● To be done
Every entry below must be repeated exactly; skip the pictures.

==== Supplied records

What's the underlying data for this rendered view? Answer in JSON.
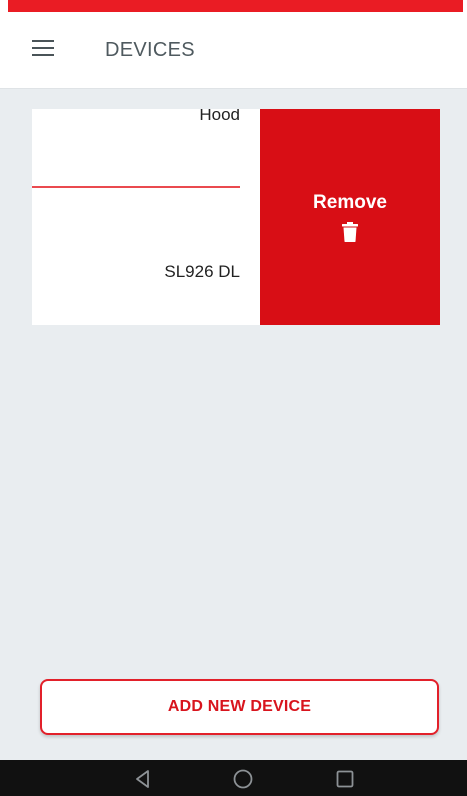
{
  "header": {
    "title": "DEVICES",
    "menu_icon": "hamburger-menu-icon"
  },
  "device_card": {
    "device_type": "Hood",
    "device_model": "SL926 DL",
    "remove_label": "Remove",
    "remove_icon": "trash-icon"
  },
  "actions": {
    "add_device_label": "ADD NEW DEVICE"
  },
  "navigation_bar": {
    "back_icon": "back-triangle-icon",
    "home_icon": "home-circle-icon",
    "recents_icon": "recents-square-icon"
  },
  "colors": {
    "accent_red": "#ea1c24",
    "remove_background": "#d80e15",
    "page_background": "#e9edf0"
  }
}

========

● Solution
What's the underlying data for this rendered view? Answer in JSON.
{
  "header": {
    "title": "DEVICES",
    "menu_icon": "hamburger-menu-icon"
  },
  "device_card": {
    "device_type": "Hood",
    "device_model": "SL926 DL",
    "remove_label": "Remove",
    "remove_icon": "trash-icon"
  },
  "actions": {
    "add_device_label": "ADD NEW DEVICE"
  },
  "navigation_bar": {
    "back_icon": "back-triangle-icon",
    "home_icon": "home-circle-icon",
    "recents_icon": "recents-square-icon"
  },
  "colors": {
    "accent_red": "#ea1c24",
    "remove_background": "#d80e15",
    "page_background": "#e9edf0"
  }
}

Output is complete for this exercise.